REQUISITOS DO PROBLEMA ▸ Transcreva sem qualquer alteração as linhas que vão do início até a linha que contém "status-time: 10:08 [58,28,169,68]", incluindo esta última.

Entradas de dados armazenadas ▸
──────────────────────────────

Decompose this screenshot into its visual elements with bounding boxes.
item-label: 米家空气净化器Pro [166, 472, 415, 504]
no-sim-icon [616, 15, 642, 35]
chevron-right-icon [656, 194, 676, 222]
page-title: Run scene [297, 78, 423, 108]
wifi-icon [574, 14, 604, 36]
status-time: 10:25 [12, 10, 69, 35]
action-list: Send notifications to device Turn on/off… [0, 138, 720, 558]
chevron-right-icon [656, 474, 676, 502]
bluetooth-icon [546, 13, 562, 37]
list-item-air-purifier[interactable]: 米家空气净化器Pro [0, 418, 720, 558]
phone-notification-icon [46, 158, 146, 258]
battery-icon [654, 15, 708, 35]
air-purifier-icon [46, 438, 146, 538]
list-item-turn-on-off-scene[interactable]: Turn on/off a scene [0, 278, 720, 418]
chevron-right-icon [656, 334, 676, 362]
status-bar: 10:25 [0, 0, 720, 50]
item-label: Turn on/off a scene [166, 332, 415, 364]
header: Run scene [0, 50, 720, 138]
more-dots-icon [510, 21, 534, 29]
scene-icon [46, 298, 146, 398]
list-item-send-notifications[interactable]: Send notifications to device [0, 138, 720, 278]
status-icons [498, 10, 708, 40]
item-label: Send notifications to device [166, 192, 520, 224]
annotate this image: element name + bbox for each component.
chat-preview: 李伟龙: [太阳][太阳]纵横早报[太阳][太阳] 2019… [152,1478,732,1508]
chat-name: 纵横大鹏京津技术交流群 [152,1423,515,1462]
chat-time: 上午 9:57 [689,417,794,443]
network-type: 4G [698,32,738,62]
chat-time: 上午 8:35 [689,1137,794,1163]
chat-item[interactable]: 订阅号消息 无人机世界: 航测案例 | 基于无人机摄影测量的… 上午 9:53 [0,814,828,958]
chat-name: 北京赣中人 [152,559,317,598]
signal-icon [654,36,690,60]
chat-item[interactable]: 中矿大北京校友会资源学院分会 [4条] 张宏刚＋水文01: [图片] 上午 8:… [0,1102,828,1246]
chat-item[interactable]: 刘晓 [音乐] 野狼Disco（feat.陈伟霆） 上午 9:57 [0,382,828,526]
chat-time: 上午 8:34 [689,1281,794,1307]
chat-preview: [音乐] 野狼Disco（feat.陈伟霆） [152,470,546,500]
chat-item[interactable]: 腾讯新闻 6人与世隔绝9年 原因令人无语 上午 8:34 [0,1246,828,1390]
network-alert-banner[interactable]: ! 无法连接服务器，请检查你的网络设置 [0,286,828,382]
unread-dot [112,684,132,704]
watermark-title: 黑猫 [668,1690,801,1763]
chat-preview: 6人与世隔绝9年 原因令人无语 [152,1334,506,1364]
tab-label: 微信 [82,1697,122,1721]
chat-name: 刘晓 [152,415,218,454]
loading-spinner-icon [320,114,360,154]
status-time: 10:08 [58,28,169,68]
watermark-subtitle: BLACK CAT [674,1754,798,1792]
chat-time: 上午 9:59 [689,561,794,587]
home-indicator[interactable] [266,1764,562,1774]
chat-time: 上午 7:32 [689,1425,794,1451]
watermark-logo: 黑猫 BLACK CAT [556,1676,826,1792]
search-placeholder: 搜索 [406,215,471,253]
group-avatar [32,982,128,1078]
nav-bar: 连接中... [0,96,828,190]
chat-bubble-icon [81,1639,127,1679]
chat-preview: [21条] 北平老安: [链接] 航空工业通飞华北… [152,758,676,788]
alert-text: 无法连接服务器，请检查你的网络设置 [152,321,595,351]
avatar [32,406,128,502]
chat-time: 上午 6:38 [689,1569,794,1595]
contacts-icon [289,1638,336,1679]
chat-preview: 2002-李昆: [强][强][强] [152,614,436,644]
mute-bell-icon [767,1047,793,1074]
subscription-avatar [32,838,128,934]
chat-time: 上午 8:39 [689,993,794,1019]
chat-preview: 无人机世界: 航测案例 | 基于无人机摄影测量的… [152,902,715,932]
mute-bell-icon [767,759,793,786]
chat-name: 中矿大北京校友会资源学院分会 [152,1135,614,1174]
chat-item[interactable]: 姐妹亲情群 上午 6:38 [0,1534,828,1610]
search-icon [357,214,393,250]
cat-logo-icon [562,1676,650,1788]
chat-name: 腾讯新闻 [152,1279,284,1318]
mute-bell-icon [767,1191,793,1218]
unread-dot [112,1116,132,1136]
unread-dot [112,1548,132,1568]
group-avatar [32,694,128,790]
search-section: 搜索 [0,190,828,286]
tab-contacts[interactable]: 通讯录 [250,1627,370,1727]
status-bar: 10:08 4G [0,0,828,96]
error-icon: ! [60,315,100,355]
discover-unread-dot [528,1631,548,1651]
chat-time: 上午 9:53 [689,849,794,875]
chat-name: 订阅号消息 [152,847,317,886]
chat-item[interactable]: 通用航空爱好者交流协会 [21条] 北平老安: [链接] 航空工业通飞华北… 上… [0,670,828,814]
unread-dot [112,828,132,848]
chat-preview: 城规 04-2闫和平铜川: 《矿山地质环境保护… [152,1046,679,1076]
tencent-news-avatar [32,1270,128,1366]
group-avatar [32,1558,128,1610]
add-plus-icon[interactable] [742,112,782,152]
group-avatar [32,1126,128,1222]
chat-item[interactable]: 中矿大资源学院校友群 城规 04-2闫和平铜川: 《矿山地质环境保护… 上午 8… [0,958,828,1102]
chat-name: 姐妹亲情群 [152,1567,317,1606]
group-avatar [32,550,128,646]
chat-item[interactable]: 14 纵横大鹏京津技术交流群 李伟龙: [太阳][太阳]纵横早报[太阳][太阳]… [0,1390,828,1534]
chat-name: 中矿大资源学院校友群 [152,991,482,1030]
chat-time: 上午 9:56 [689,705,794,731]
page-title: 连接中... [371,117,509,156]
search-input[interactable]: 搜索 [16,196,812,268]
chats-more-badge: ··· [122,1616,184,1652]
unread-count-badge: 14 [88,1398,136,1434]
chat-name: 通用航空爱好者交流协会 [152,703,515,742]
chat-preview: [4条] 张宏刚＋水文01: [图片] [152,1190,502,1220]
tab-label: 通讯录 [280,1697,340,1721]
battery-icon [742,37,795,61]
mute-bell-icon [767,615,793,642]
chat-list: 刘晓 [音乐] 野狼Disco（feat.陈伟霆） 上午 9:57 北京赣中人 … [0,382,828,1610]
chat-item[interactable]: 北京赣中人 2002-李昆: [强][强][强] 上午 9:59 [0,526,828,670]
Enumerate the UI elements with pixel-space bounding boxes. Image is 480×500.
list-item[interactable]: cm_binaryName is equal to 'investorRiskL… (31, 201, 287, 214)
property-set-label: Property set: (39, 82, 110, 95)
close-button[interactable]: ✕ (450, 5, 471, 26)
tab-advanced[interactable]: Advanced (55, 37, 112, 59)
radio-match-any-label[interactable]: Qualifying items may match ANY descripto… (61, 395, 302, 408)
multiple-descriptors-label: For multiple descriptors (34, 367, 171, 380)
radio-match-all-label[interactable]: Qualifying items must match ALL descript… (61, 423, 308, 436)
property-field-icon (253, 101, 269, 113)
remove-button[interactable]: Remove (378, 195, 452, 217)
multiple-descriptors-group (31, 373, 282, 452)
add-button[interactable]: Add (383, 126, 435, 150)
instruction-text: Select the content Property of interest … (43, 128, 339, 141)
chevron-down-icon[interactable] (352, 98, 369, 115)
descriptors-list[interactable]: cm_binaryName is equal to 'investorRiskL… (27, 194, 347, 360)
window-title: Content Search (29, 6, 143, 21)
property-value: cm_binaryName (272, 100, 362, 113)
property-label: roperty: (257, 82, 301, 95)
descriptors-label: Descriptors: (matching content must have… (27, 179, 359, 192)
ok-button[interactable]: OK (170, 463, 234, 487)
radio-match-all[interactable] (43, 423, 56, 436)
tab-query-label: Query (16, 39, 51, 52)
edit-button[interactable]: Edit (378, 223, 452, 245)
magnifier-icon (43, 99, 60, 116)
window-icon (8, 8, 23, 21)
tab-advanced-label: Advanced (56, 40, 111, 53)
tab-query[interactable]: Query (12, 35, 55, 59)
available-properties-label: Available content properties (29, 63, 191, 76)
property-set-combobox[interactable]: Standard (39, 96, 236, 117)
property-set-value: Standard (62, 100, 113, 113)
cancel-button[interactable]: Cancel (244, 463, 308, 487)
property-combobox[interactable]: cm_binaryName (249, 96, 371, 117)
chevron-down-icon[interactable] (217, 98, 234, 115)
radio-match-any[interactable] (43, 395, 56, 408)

──────────────────────────────

RESPOSTA DA TAREFA ▸
Decompose this screenshot into its visual elements with bounding boxes.
item-label: 米家空气净化器Pro [166, 472, 415, 504]
no-sim-icon [616, 15, 642, 35]
chevron-right-icon [656, 194, 676, 222]
page-title: Run scene [297, 78, 423, 108]
wifi-icon [574, 14, 604, 36]
status-time: 10:25 [12, 10, 69, 35]
action-list: Send notifications to device Turn on/off… [0, 138, 720, 558]
chevron-right-icon [656, 474, 676, 502]
bluetooth-icon [546, 13, 562, 37]
list-item-air-purifier[interactable]: 米家空气净化器Pro [0, 418, 720, 558]
phone-notification-icon [46, 158, 146, 258]
battery-icon [654, 15, 708, 35]
air-purifier-icon [46, 438, 146, 538]
list-item-turn-on-off-scene[interactable]: Turn on/off a scene [0, 278, 720, 418]
chevron-right-icon [656, 334, 676, 362]
status-bar: 10:25 [0, 0, 720, 50]
item-label: Turn on/off a scene [166, 332, 415, 364]
header: Run scene [0, 50, 720, 138]
more-dots-icon [510, 21, 534, 29]
scene-icon [46, 298, 146, 398]
list-item-send-notifications[interactable]: Send notifications to device [0, 138, 720, 278]
status-icons [498, 10, 708, 40]
item-label: Send notifications to device [166, 192, 520, 224]
annotate this image: element name + bbox for each component.
chat-preview: 李伟龙: [太阳][太阳]纵横早报[太阳][太阳] 2019… [152,1478,732,1508]
chat-name: 纵横大鹏京津技术交流群 [152,1423,515,1462]
chat-time: 上午 9:57 [689,417,794,443]
network-type: 4G [698,32,738,62]
chat-time: 上午 8:35 [689,1137,794,1163]
chat-item[interactable]: 订阅号消息 无人机世界: 航测案例 | 基于无人机摄影测量的… 上午 9:53 [0,814,828,958]
chat-name: 北京赣中人 [152,559,317,598]
signal-icon [654,36,690,60]
chat-item[interactable]: 中矿大北京校友会资源学院分会 [4条] 张宏刚＋水文01: [图片] 上午 8:… [0,1102,828,1246]
chat-item[interactable]: 刘晓 [音乐] 野狼Disco（feat.陈伟霆） 上午 9:57 [0,382,828,526]
chat-time: 上午 8:34 [689,1281,794,1307]
chat-preview: [音乐] 野狼Disco（feat.陈伟霆） [152,470,546,500]
chat-item[interactable]: 腾讯新闻 6人与世隔绝9年 原因令人无语 上午 8:34 [0,1246,828,1390]
network-alert-banner[interactable]: ! 无法连接服务器，请检查你的网络设置 [0,286,828,382]
unread-dot [112,684,132,704]
watermark-title: 黑猫 [668,1690,801,1763]
chat-preview: 6人与世隔绝9年 原因令人无语 [152,1334,506,1364]
tab-label: 微信 [82,1697,122,1721]
chat-name: 刘晓 [152,415,218,454]
loading-spinner-icon [320,114,360,154]
status-time: 10:08 [58,28,169,68]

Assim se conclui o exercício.